What you need to do | How many lines of these entries include the string "name"? State the number alone.

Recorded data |
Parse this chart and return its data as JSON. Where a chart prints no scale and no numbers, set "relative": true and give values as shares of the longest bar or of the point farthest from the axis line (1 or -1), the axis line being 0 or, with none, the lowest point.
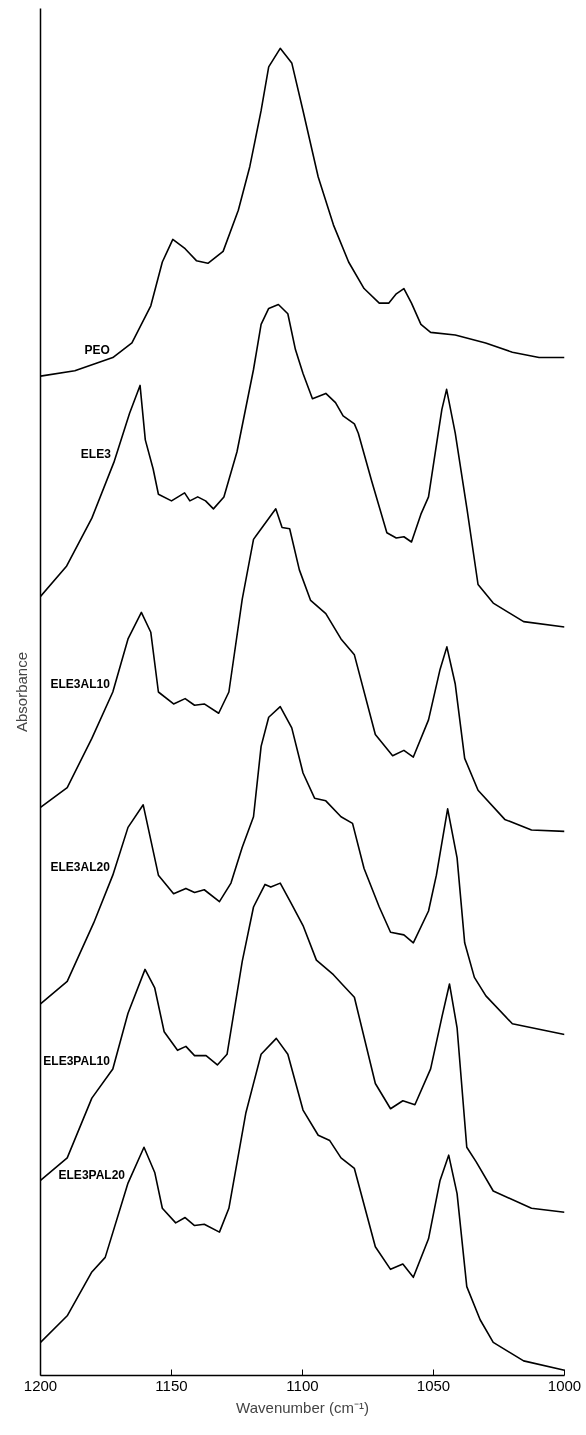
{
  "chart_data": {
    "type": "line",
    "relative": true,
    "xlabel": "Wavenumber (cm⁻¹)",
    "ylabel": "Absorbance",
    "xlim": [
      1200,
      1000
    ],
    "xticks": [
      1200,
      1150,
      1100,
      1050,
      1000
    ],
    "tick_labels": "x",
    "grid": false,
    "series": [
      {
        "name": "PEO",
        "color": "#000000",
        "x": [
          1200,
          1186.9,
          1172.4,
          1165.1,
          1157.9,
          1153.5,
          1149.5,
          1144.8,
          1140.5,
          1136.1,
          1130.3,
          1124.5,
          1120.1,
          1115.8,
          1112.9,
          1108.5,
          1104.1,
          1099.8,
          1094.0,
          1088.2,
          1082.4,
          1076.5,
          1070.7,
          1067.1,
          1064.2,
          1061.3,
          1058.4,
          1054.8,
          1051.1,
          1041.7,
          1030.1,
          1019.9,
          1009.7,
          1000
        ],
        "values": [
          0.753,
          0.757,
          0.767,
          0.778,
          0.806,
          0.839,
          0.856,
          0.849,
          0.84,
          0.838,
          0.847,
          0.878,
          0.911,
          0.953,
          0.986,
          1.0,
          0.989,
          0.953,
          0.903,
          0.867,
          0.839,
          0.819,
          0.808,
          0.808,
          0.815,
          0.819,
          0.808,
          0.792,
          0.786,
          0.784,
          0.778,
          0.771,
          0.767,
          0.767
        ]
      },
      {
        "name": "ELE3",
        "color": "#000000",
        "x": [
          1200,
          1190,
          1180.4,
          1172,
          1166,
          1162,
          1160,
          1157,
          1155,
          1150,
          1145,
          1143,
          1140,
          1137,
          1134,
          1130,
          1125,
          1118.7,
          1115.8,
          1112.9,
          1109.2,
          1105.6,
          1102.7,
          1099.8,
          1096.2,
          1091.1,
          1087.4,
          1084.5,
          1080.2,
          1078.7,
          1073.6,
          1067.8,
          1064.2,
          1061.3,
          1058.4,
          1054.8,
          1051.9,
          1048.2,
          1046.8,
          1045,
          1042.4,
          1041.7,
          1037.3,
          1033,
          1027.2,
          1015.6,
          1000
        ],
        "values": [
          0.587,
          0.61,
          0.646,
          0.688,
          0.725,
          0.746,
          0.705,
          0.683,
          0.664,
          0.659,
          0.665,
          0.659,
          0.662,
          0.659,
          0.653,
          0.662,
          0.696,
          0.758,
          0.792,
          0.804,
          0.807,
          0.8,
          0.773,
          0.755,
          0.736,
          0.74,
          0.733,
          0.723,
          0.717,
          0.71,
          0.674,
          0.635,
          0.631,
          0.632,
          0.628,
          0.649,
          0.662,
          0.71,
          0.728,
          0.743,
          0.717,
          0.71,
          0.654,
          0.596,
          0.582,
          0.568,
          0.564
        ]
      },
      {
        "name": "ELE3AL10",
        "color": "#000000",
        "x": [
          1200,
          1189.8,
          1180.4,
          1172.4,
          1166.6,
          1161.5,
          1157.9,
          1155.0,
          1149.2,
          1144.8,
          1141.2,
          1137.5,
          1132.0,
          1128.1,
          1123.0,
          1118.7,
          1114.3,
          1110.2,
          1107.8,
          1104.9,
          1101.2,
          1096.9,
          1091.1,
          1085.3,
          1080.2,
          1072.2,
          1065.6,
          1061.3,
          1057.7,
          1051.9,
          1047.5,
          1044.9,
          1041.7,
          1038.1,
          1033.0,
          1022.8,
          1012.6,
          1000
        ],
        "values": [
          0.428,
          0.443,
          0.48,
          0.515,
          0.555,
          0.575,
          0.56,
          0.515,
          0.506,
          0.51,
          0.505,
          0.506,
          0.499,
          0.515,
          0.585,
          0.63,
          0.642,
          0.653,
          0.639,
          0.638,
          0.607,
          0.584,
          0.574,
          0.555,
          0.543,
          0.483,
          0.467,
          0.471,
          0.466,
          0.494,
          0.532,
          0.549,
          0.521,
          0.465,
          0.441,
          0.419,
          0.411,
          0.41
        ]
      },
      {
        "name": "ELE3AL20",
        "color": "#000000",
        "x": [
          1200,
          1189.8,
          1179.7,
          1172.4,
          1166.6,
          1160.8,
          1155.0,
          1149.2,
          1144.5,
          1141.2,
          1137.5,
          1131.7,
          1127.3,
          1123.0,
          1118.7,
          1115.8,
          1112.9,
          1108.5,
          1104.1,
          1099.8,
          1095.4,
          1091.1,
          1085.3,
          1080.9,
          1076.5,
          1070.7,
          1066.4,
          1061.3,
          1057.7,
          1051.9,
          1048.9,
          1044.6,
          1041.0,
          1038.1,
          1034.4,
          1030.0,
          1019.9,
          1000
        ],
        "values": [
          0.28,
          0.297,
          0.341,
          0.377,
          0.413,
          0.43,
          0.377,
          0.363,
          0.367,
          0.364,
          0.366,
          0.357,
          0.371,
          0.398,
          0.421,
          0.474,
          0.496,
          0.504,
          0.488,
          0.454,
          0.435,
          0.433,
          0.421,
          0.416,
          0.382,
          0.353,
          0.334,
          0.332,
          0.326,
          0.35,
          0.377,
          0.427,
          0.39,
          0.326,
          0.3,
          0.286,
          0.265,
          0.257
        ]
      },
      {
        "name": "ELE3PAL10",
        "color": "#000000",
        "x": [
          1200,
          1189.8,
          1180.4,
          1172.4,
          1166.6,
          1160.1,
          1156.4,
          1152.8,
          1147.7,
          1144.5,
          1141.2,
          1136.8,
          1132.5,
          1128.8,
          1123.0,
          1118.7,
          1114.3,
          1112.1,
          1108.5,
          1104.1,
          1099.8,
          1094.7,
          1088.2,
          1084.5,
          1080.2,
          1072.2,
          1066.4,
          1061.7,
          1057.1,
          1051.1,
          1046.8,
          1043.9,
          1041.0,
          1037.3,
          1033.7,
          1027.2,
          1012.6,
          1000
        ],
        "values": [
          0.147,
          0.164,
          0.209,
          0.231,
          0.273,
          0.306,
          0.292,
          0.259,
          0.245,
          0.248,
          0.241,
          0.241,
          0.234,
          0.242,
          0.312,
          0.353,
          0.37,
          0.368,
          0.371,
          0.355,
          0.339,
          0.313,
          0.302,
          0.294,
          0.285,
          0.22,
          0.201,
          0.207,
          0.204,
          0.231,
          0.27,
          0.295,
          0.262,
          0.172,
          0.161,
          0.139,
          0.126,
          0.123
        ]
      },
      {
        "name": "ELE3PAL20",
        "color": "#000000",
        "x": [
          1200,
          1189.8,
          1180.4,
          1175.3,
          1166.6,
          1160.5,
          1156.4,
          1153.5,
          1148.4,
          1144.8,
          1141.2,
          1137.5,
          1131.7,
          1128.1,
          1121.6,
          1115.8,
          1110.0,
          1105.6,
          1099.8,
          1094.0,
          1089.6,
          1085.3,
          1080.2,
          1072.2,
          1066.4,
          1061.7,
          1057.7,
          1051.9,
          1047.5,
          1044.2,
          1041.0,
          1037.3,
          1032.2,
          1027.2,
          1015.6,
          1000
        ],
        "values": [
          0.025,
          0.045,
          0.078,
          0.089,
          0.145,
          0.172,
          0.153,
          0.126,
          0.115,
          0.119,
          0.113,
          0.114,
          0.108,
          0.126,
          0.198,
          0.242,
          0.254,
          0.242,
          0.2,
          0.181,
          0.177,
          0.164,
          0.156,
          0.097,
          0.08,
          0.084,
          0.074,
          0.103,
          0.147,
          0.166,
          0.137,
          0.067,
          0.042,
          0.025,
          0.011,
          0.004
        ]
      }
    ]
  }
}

Complete response | 6